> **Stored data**
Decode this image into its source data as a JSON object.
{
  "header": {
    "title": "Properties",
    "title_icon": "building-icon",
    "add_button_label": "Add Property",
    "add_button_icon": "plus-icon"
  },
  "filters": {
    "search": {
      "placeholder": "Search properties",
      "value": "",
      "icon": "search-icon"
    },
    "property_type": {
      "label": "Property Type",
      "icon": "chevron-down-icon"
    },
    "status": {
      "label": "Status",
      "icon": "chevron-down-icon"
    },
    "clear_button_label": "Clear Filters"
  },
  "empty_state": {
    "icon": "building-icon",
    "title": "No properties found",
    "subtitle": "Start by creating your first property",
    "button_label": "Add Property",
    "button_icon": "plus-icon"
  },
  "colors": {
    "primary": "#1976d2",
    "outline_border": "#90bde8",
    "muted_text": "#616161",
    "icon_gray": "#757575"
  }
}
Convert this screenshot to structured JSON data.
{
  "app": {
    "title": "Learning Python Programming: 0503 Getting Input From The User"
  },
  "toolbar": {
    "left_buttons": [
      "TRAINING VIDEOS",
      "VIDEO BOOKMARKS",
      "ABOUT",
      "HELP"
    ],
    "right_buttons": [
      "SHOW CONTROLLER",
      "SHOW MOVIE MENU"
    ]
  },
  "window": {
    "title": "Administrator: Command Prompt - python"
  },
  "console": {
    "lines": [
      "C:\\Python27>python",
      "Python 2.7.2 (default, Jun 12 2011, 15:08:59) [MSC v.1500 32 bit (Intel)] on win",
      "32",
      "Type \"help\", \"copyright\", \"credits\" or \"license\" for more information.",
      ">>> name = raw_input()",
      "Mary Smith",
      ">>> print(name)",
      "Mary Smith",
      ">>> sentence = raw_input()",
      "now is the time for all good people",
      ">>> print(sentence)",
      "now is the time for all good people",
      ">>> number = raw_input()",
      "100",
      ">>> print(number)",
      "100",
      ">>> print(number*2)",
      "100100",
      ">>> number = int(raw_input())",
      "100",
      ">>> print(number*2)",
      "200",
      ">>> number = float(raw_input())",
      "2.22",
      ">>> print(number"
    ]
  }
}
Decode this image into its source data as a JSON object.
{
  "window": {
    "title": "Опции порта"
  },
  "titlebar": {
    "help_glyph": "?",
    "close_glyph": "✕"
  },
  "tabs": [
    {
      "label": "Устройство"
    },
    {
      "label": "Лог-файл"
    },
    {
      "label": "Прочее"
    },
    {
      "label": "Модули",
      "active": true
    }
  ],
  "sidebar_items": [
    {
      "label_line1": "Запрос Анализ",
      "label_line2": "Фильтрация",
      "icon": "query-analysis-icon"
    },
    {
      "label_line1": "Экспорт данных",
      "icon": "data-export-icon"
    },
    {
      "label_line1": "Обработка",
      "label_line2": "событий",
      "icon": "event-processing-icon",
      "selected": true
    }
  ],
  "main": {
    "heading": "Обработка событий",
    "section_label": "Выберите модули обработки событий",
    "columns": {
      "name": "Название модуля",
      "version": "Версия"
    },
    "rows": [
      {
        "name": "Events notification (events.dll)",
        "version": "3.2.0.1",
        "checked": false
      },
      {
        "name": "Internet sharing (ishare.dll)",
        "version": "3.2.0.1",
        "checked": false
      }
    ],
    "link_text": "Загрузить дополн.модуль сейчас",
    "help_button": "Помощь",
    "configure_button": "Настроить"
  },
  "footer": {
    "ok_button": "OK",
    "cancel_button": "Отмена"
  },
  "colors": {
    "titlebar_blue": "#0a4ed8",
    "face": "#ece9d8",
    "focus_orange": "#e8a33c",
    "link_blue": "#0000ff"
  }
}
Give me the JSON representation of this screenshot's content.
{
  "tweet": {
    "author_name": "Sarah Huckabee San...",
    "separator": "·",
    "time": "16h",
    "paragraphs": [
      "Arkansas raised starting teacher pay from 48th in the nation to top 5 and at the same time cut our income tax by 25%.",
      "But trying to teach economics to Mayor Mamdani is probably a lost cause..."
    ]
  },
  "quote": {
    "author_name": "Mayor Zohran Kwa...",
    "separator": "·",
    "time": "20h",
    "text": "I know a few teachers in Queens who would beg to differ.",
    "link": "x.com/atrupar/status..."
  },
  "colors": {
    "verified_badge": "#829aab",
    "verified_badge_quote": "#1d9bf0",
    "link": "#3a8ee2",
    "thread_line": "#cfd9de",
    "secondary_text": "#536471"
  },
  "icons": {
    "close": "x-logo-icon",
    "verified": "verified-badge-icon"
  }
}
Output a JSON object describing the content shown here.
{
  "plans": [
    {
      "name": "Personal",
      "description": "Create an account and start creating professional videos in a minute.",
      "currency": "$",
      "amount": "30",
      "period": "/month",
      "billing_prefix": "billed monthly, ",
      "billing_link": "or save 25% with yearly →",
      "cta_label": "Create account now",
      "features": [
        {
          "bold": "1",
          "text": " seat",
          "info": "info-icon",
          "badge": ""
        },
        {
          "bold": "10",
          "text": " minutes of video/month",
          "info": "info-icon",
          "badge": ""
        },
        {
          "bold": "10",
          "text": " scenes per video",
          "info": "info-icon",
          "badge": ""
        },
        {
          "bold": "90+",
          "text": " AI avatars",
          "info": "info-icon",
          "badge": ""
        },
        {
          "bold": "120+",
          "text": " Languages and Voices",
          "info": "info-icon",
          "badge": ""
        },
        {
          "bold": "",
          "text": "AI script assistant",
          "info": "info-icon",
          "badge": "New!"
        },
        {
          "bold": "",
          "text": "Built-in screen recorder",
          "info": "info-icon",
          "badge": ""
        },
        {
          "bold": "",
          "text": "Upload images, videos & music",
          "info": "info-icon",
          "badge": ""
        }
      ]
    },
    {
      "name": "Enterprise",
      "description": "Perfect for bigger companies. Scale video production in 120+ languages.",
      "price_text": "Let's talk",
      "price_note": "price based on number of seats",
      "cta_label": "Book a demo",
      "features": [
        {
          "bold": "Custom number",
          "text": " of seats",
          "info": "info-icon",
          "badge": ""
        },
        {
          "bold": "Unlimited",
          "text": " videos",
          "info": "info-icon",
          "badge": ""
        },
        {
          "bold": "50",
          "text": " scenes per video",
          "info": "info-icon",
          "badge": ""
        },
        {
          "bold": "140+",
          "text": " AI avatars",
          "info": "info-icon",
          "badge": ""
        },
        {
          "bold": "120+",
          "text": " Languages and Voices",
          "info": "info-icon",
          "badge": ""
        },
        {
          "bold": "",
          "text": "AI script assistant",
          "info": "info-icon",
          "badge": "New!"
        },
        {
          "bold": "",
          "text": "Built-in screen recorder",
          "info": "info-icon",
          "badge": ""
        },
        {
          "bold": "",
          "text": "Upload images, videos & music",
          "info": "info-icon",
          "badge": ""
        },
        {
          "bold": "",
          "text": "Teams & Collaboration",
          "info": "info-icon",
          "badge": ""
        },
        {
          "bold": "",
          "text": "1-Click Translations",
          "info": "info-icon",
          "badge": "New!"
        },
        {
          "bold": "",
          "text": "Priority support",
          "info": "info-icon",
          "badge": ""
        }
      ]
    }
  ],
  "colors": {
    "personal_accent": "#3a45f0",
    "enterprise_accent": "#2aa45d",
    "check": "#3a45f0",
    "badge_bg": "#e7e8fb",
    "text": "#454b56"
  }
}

> **Exercise task**
Reproduce the entries above exactly.

> **Output of the exercise**
Decode this image into its source data as a JSON object.
{
  "header": {
    "title": "Properties",
    "title_icon": "building-icon",
    "add_button_label": "Add Property",
    "add_button_icon": "plus-icon"
  },
  "filters": {
    "search": {
      "placeholder": "Search properties",
      "value": "",
      "icon": "search-icon"
    },
    "property_type": {
      "label": "Property Type",
      "icon": "chevron-down-icon"
    },
    "status": {
      "label": "Status",
      "icon": "chevron-down-icon"
    },
    "clear_button_label": "Clear Filters"
  },
  "empty_state": {
    "icon": "building-icon",
    "title": "No properties found",
    "subtitle": "Start by creating your first property",
    "button_label": "Add Property",
    "button_icon": "plus-icon"
  },
  "colors": {
    "primary": "#1976d2",
    "outline_border": "#90bde8",
    "muted_text": "#616161",
    "icon_gray": "#757575"
  }
}
Convert this screenshot to structured JSON data.
{
  "app": {
    "title": "Learning Python Programming: 0503 Getting Input From The User"
  },
  "toolbar": {
    "left_buttons": [
      "TRAINING VIDEOS",
      "VIDEO BOOKMARKS",
      "ABOUT",
      "HELP"
    ],
    "right_buttons": [
      "SHOW CONTROLLER",
      "SHOW MOVIE MENU"
    ]
  },
  "window": {
    "title": "Administrator: Command Prompt - python"
  },
  "console": {
    "lines": [
      "C:\\Python27>python",
      "Python 2.7.2 (default, Jun 12 2011, 15:08:59) [MSC v.1500 32 bit (Intel)] on win",
      "32",
      "Type \"help\", \"copyright\", \"credits\" or \"license\" for more information.",
      ">>> name = raw_input()",
      "Mary Smith",
      ">>> print(name)",
      "Mary Smith",
      ">>> sentence = raw_input()",
      "now is the time for all good people",
      ">>> print(sentence)",
      "now is the time for all good people",
      ">>> number = raw_input()",
      "100",
      ">>> print(number)",
      "100",
      ">>> print(number*2)",
      "100100",
      ">>> number = int(raw_input())",
      "100",
      ">>> print(number*2)",
      "200",
      ">>> number = float(raw_input())",
      "2.22",
      ">>> print(number"
    ]
  }
}
Decode this image into its source data as a JSON object.
{
  "window": {
    "title": "Опции порта"
  },
  "titlebar": {
    "help_glyph": "?",
    "close_glyph": "✕"
  },
  "tabs": [
    {
      "label": "Устройство"
    },
    {
      "label": "Лог-файл"
    },
    {
      "label": "Прочее"
    },
    {
      "label": "Модули",
      "active": true
    }
  ],
  "sidebar_items": [
    {
      "label_line1": "Запрос Анализ",
      "label_line2": "Фильтрация",
      "icon": "query-analysis-icon"
    },
    {
      "label_line1": "Экспорт данных",
      "icon": "data-export-icon"
    },
    {
      "label_line1": "Обработка",
      "label_line2": "событий",
      "icon": "event-processing-icon",
      "selected": true
    }
  ],
  "main": {
    "heading": "Обработка событий",
    "section_label": "Выберите модули обработки событий",
    "columns": {
      "name": "Название модуля",
      "version": "Версия"
    },
    "rows": [
      {
        "name": "Events notification (events.dll)",
        "version": "3.2.0.1",
        "checked": false
      },
      {
        "name": "Internet sharing (ishare.dll)",
        "version": "3.2.0.1",
        "checked": false
      }
    ],
    "link_text": "Загрузить дополн.модуль сейчас",
    "help_button": "Помощь",
    "configure_button": "Настроить"
  },
  "footer": {
    "ok_button": "OK",
    "cancel_button": "Отмена"
  },
  "colors": {
    "titlebar_blue": "#0a4ed8",
    "face": "#ece9d8",
    "focus_orange": "#e8a33c",
    "link_blue": "#0000ff"
  }
}
Give me the JSON representation of this screenshot's content.
{
  "tweet": {
    "author_name": "Sarah Huckabee San...",
    "separator": "·",
    "time": "16h",
    "paragraphs": [
      "Arkansas raised starting teacher pay from 48th in the nation to top 5 and at the same time cut our income tax by 25%.",
      "But trying to teach economics to Mayor Mamdani is probably a lost cause..."
    ]
  },
  "quote": {
    "author_name": "Mayor Zohran Kwa...",
    "separator": "·",
    "time": "20h",
    "text": "I know a few teachers in Queens who would beg to differ.",
    "link": "x.com/atrupar/status..."
  },
  "colors": {
    "verified_badge": "#829aab",
    "verified_badge_quote": "#1d9bf0",
    "link": "#3a8ee2",
    "thread_line": "#cfd9de",
    "secondary_text": "#536471"
  },
  "icons": {
    "close": "x-logo-icon",
    "verified": "verified-badge-icon"
  }
}
Output a JSON object describing the content shown here.
{
  "plans": [
    {
      "name": "Personal",
      "description": "Create an account and start creating professional videos in a minute.",
      "currency": "$",
      "amount": "30",
      "period": "/month",
      "billing_prefix": "billed monthly, ",
      "billing_link": "or save 25% with yearly →",
      "cta_label": "Create account now",
      "features": [
        {
          "bold": "1",
          "text": " seat",
          "info": "info-icon",
          "badge": ""
        },
        {
          "bold": "10",
          "text": " minutes of video/month",
          "info": "info-icon",
          "badge": ""
        },
        {
          "bold": "10",
          "text": " scenes per video",
          "info": "info-icon",
          "badge": ""
        },
        {
          "bold": "90+",
          "text": " AI avatars",
          "info": "info-icon",
          "badge": ""
        },
        {
          "bold": "120+",
          "text": " Languages and Voices",
          "info": "info-icon",
          "badge": ""
        },
        {
          "bold": "",
          "text": "AI script assistant",
          "info": "info-icon",
          "badge": "New!"
        },
        {
          "bold": "",
          "text": "Built-in screen recorder",
          "info": "info-icon",
          "badge": ""
        },
        {
          "bold": "",
          "text": "Upload images, videos & music",
          "info": "info-icon",
          "badge": ""
        }
      ]
    },
    {
      "name": "Enterprise",
      "description": "Perfect for bigger companies. Scale video production in 120+ languages.",
      "price_text": "Let's talk",
      "price_note": "price based on number of seats",
      "cta_label": "Book a demo",
      "features": [
        {
          "bold": "Custom number",
          "text": " of seats",
          "info": "info-icon",
          "badge": ""
        },
        {
          "bold": "Unlimited",
          "text": " videos",
          "info": "info-icon",
          "badge": ""
        },
        {
          "bold": "50",
          "text": " scenes per video",
          "info": "info-icon",
          "badge": ""
        },
        {
          "bold": "140+",
          "text": " AI avatars",
          "info": "info-icon",
          "badge": ""
        },
        {
          "bold": "120+",
          "text": " Languages and Voices",
          "info": "info-icon",
          "badge": ""
        },
        {
          "bold": "",
          "text": "AI script assistant",
          "info": "info-icon",
          "badge": "New!"
        },
        {
          "bold": "",
          "text": "Built-in screen recorder",
          "info": "info-icon",
          "badge": ""
        },
        {
          "bold": "",
          "text": "Upload images, videos & music",
          "info": "info-icon",
          "badge": ""
        },
        {
          "bold": "",
          "text": "Teams & Collaboration",
          "info": "info-icon",
          "badge": ""
        },
        {
          "bold": "",
          "text": "1-Click Translations",
          "info": "info-icon",
          "badge": "New!"
        },
        {
          "bold": "",
          "text": "Priority support",
          "info": "info-icon",
          "badge": ""
        }
      ]
    }
  ],
  "colors": {
    "personal_accent": "#3a45f0",
    "enterprise_accent": "#2aa45d",
    "check": "#3a45f0",
    "badge_bg": "#e7e8fb",
    "text": "#454b56"
  }
}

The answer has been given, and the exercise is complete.